- _Record excerpts_:
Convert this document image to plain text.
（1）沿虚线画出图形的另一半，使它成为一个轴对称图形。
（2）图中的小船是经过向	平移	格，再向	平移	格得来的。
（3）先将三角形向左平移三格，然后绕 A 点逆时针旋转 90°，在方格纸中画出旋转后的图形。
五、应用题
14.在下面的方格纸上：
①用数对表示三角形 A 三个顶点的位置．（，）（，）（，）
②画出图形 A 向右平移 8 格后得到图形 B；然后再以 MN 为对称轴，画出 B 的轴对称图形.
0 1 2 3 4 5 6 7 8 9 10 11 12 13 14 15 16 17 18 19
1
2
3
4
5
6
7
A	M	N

- _What the exercise asks_:
Return the lines above exactly, keeping every word.

- _Result of this task_:
Convert this document image to plain text.
（1）沿虚线画出图形的另一半，使它成为一个轴对称图形。
（2）图中的小船是经过向	平移	格，再向	平移	格得来的。
（3）先将三角形向左平移三格，然后绕 A 点逆时针旋转 90°，在方格纸中画出旋转后的图形。
五、应用题
14.在下面的方格纸上：
①用数对表示三角形 A 三个顶点的位置．（，）（，）（，）
②画出图形 A 向右平移 8 格后得到图形 B；然后再以 MN 为对称轴，画出 B 的轴对称图形.
0 1 2 3 4 5 6 7 8 9 10 11 12 13 14 15 16 17 18 19
1
2
3
4
5
6
7
A	M	N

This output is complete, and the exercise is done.